(Figure content listings)
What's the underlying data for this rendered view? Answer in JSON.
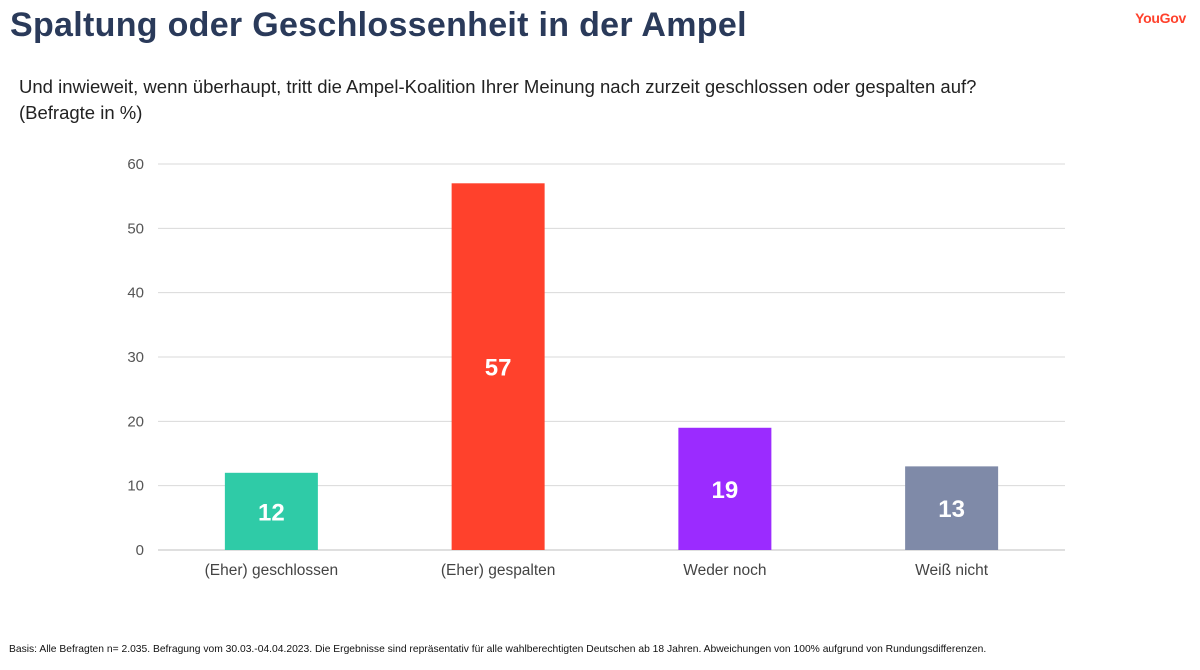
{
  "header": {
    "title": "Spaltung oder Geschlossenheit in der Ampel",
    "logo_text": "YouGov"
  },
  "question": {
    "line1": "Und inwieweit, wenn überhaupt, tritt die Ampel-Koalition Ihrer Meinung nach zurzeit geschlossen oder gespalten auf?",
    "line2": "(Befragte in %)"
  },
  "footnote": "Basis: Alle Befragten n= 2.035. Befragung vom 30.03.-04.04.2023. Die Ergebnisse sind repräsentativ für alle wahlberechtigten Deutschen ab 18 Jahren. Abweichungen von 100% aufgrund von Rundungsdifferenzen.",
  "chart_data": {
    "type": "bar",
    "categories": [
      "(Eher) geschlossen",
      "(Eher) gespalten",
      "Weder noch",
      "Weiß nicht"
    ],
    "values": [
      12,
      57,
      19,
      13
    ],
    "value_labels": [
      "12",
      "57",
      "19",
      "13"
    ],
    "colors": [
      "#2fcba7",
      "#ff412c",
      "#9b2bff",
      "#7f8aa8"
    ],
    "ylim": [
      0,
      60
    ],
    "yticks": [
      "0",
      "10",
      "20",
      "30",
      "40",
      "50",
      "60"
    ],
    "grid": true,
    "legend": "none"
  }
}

### WHAT IS REQUIRED
Give the number of lines containing the word "gespalten". No other answer is needed.

### EXERCISE SOLUTION
2